▸ **Exercise aim**: Below are the records; reproduce all of them exactly but without any images.

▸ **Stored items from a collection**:

────────────────────────────────────────

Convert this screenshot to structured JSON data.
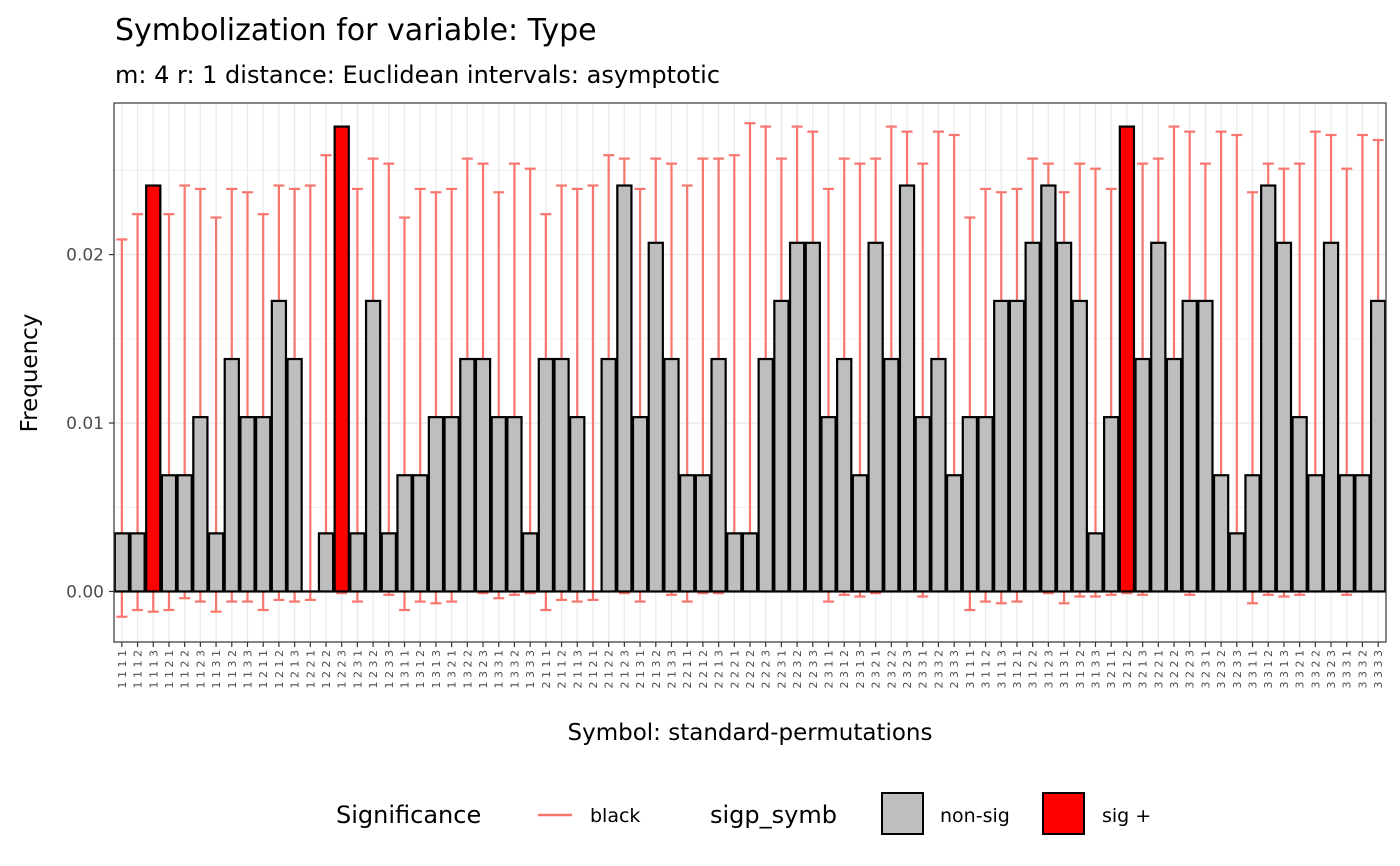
{
  "chart_data": {
    "type": "bar",
    "title": "Symbolization for variable: Type",
    "subtitle": "m: 4  r:  1  distance:  Euclidean  intervals:  asymptotic",
    "xlabel": "Symbol: standard-permutations",
    "ylabel": "Frequency",
    "ylim": [
      -0.003,
      0.029
    ],
    "yticks": [
      "0.00",
      "0.01",
      "0.02"
    ],
    "ytick_values": [
      0,
      0.01,
      0.02
    ],
    "grid": true,
    "legend_position": "bottom",
    "colors": {
      "bar_fill": "#bebebe",
      "sig_fill": "#ff0000",
      "bar_stroke": "#000000",
      "errorbar": "#f8766d"
    },
    "categories": [
      "1111",
      "1112",
      "1113",
      "1121",
      "1122",
      "1123",
      "1131",
      "1132",
      "1133",
      "1211",
      "1212",
      "1213",
      "1221",
      "1222",
      "1223",
      "1231",
      "1232",
      "1233",
      "1311",
      "1312",
      "1313",
      "1321",
      "1322",
      "1323",
      "1331",
      "1332",
      "1333",
      "2111",
      "2112",
      "2113",
      "2121",
      "2122",
      "2123",
      "2131",
      "2132",
      "2133",
      "2211",
      "2212",
      "2213",
      "2221",
      "2222",
      "2223",
      "2231",
      "2232",
      "2233",
      "2311",
      "2312",
      "2313",
      "2321",
      "2322",
      "2323",
      "2331",
      "2332",
      "2333",
      "3111",
      "3112",
      "3113",
      "3121",
      "3122",
      "3123",
      "3131",
      "3132",
      "3133",
      "3211",
      "3212",
      "3213",
      "3221",
      "3222",
      "3223",
      "3231",
      "3232",
      "3233",
      "3311",
      "3312",
      "3313",
      "3321",
      "3322",
      "3323",
      "3331",
      "3332",
      "3333"
    ],
    "values": [
      0.00345,
      0.00345,
      0.0241,
      0.0069,
      0.0069,
      0.01035,
      0.00345,
      0.0138,
      0.01035,
      0.01035,
      0.01725,
      0.0138,
      0,
      0.00345,
      0.0276,
      0.00345,
      0.01725,
      0.00345,
      0.0069,
      0.0069,
      0.01035,
      0.01035,
      0.0138,
      0.0138,
      0.01035,
      0.01035,
      0.00345,
      0.0138,
      0.0138,
      0.01035,
      0,
      0.0138,
      0.0241,
      0.01035,
      0.0207,
      0.0138,
      0.0069,
      0.0069,
      0.0138,
      0.00345,
      0.00345,
      0.0138,
      0.01725,
      0.0207,
      0.0207,
      0.01035,
      0.0138,
      0.0069,
      0.0207,
      0.0138,
      0.0241,
      0.01035,
      0.0138,
      0.0069,
      0.01035,
      0.01035,
      0.01725,
      0.01725,
      0.0207,
      0.0241,
      0.0207,
      0.01725,
      0.00345,
      0.01035,
      0.0276,
      0.0138,
      0.0207,
      0.0138,
      0.01725,
      0.01725,
      0.0069,
      0.00345,
      0.0069,
      0.0241,
      0.0207,
      0.01035,
      0.0069,
      0.0207,
      0.0069,
      0.0069,
      0.01725
    ],
    "lower": [
      -0.0015,
      -0.0011,
      -0.0012,
      -0.0011,
      -0.0004,
      -0.0006,
      -0.0012,
      -0.0006,
      -0.0006,
      -0.0011,
      -0.0005,
      -0.0006,
      -0.0005,
      0.0001,
      -0.0001,
      -0.0006,
      0,
      -0.0002,
      -0.0011,
      -0.0006,
      -0.0007,
      -0.0006,
      0,
      -0.0001,
      -0.0004,
      -0.0002,
      -0.0001,
      -0.0011,
      -0.0005,
      -0.0006,
      -0.0005,
      0.0001,
      -0.0001,
      -0.0006,
      0,
      -0.0002,
      -0.0006,
      -0.0001,
      -0.0001,
      0,
      0,
      0.0006,
      0.0006,
      0.0004,
      0.0004,
      -0.0006,
      -0.0002,
      -0.0003,
      -0.0001,
      0.0004,
      0.0004,
      -0.0003,
      0.0003,
      0.0003,
      -0.0011,
      -0.0006,
      -0.0007,
      -0.0006,
      0,
      -0.0001,
      -0.0007,
      -0.0003,
      -0.0003,
      -0.0002,
      -0.0001,
      -0.0002,
      0.0005,
      0.0004,
      -0.0002,
      0.0001,
      0.0001,
      0.0003,
      -0.0007,
      -0.0002,
      -0.0003,
      -0.0002,
      0.0004,
      0.0004,
      -0.0002,
      0.0003,
      0.0002
    ],
    "upper": [
      0.0209,
      0.0224,
      0.0222,
      0.0224,
      0.0241,
      0.0239,
      0.0222,
      0.0239,
      0.0237,
      0.0224,
      0.0241,
      0.0239,
      0.0241,
      0.0259,
      0.0257,
      0.0239,
      0.0257,
      0.0254,
      0.0222,
      0.0239,
      0.0237,
      0.0239,
      0.0257,
      0.0254,
      0.0237,
      0.0254,
      0.0251,
      0.0224,
      0.0241,
      0.0239,
      0.0241,
      0.0259,
      0.0257,
      0.0239,
      0.0257,
      0.0254,
      0.0241,
      0.0257,
      0.0257,
      0.0259,
      0.0278,
      0.0276,
      0.0257,
      0.0276,
      0.0273,
      0.0239,
      0.0257,
      0.0254,
      0.0257,
      0.0276,
      0.0273,
      0.0254,
      0.0273,
      0.0271,
      0.0222,
      0.0239,
      0.0237,
      0.0239,
      0.0257,
      0.0254,
      0.0237,
      0.0254,
      0.0251,
      0.0239,
      0.0257,
      0.0254,
      0.0257,
      0.0276,
      0.0273,
      0.0254,
      0.0273,
      0.0271,
      0.0237,
      0.0254,
      0.0251,
      0.0254,
      0.0273,
      0.0271,
      0.0251,
      0.0271,
      0.0268
    ],
    "sig_indices": [
      2,
      14,
      64
    ],
    "legend": {
      "errorbar_title": "Significance",
      "errorbar_item": "black",
      "fill_title": "sigp_symb",
      "fill_items": [
        "non-sig",
        "sig +"
      ]
    }
  }
}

────────────────────────────────────────

▸ **Exercise result**:
Convert this screenshot to structured JSON data.
{
  "chart_data": {
    "type": "bar",
    "title": "Symbolization for variable: Type",
    "subtitle": "m: 4  r:  1  distance:  Euclidean  intervals:  asymptotic",
    "xlabel": "Symbol: standard-permutations",
    "ylabel": "Frequency",
    "ylim": [
      -0.003,
      0.029
    ],
    "yticks": [
      "0.00",
      "0.01",
      "0.02"
    ],
    "ytick_values": [
      0,
      0.01,
      0.02
    ],
    "grid": true,
    "legend_position": "bottom",
    "colors": {
      "bar_fill": "#bebebe",
      "sig_fill": "#ff0000",
      "bar_stroke": "#000000",
      "errorbar": "#f8766d"
    },
    "categories": [
      "1111",
      "1112",
      "1113",
      "1121",
      "1122",
      "1123",
      "1131",
      "1132",
      "1133",
      "1211",
      "1212",
      "1213",
      "1221",
      "1222",
      "1223",
      "1231",
      "1232",
      "1233",
      "1311",
      "1312",
      "1313",
      "1321",
      "1322",
      "1323",
      "1331",
      "1332",
      "1333",
      "2111",
      "2112",
      "2113",
      "2121",
      "2122",
      "2123",
      "2131",
      "2132",
      "2133",
      "2211",
      "2212",
      "2213",
      "2221",
      "2222",
      "2223",
      "2231",
      "2232",
      "2233",
      "2311",
      "2312",
      "2313",
      "2321",
      "2322",
      "2323",
      "2331",
      "2332",
      "2333",
      "3111",
      "3112",
      "3113",
      "3121",
      "3122",
      "3123",
      "3131",
      "3132",
      "3133",
      "3211",
      "3212",
      "3213",
      "3221",
      "3222",
      "3223",
      "3231",
      "3232",
      "3233",
      "3311",
      "3312",
      "3313",
      "3321",
      "3322",
      "3323",
      "3331",
      "3332",
      "3333"
    ],
    "values": [
      0.00345,
      0.00345,
      0.0241,
      0.0069,
      0.0069,
      0.01035,
      0.00345,
      0.0138,
      0.01035,
      0.01035,
      0.01725,
      0.0138,
      0,
      0.00345,
      0.0276,
      0.00345,
      0.01725,
      0.00345,
      0.0069,
      0.0069,
      0.01035,
      0.01035,
      0.0138,
      0.0138,
      0.01035,
      0.01035,
      0.00345,
      0.0138,
      0.0138,
      0.01035,
      0,
      0.0138,
      0.0241,
      0.01035,
      0.0207,
      0.0138,
      0.0069,
      0.0069,
      0.0138,
      0.00345,
      0.00345,
      0.0138,
      0.01725,
      0.0207,
      0.0207,
      0.01035,
      0.0138,
      0.0069,
      0.0207,
      0.0138,
      0.0241,
      0.01035,
      0.0138,
      0.0069,
      0.01035,
      0.01035,
      0.01725,
      0.01725,
      0.0207,
      0.0241,
      0.0207,
      0.01725,
      0.00345,
      0.01035,
      0.0276,
      0.0138,
      0.0207,
      0.0138,
      0.01725,
      0.01725,
      0.0069,
      0.00345,
      0.0069,
      0.0241,
      0.0207,
      0.01035,
      0.0069,
      0.0207,
      0.0069,
      0.0069,
      0.01725
    ],
    "lower": [
      -0.0015,
      -0.0011,
      -0.0012,
      -0.0011,
      -0.0004,
      -0.0006,
      -0.0012,
      -0.0006,
      -0.0006,
      -0.0011,
      -0.0005,
      -0.0006,
      -0.0005,
      0.0001,
      -0.0001,
      -0.0006,
      0,
      -0.0002,
      -0.0011,
      -0.0006,
      -0.0007,
      -0.0006,
      0,
      -0.0001,
      -0.0004,
      -0.0002,
      -0.0001,
      -0.0011,
      -0.0005,
      -0.0006,
      -0.0005,
      0.0001,
      -0.0001,
      -0.0006,
      0,
      -0.0002,
      -0.0006,
      -0.0001,
      -0.0001,
      0,
      0,
      0.0006,
      0.0006,
      0.0004,
      0.0004,
      -0.0006,
      -0.0002,
      -0.0003,
      -0.0001,
      0.0004,
      0.0004,
      -0.0003,
      0.0003,
      0.0003,
      -0.0011,
      -0.0006,
      -0.0007,
      -0.0006,
      0,
      -0.0001,
      -0.0007,
      -0.0003,
      -0.0003,
      -0.0002,
      -0.0001,
      -0.0002,
      0.0005,
      0.0004,
      -0.0002,
      0.0001,
      0.0001,
      0.0003,
      -0.0007,
      -0.0002,
      -0.0003,
      -0.0002,
      0.0004,
      0.0004,
      -0.0002,
      0.0003,
      0.0002
    ],
    "upper": [
      0.0209,
      0.0224,
      0.0222,
      0.0224,
      0.0241,
      0.0239,
      0.0222,
      0.0239,
      0.0237,
      0.0224,
      0.0241,
      0.0239,
      0.0241,
      0.0259,
      0.0257,
      0.0239,
      0.0257,
      0.0254,
      0.0222,
      0.0239,
      0.0237,
      0.0239,
      0.0257,
      0.0254,
      0.0237,
      0.0254,
      0.0251,
      0.0224,
      0.0241,
      0.0239,
      0.0241,
      0.0259,
      0.0257,
      0.0239,
      0.0257,
      0.0254,
      0.0241,
      0.0257,
      0.0257,
      0.0259,
      0.0278,
      0.0276,
      0.0257,
      0.0276,
      0.0273,
      0.0239,
      0.0257,
      0.0254,
      0.0257,
      0.0276,
      0.0273,
      0.0254,
      0.0273,
      0.0271,
      0.0222,
      0.0239,
      0.0237,
      0.0239,
      0.0257,
      0.0254,
      0.0237,
      0.0254,
      0.0251,
      0.0239,
      0.0257,
      0.0254,
      0.0257,
      0.0276,
      0.0273,
      0.0254,
      0.0273,
      0.0271,
      0.0237,
      0.0254,
      0.0251,
      0.0254,
      0.0273,
      0.0271,
      0.0251,
      0.0271,
      0.0268
    ],
    "sig_indices": [
      2,
      14,
      64
    ],
    "legend": {
      "errorbar_title": "Significance",
      "errorbar_item": "black",
      "fill_title": "sigp_symb",
      "fill_items": [
        "non-sig",
        "sig +"
      ]
    }
  }
}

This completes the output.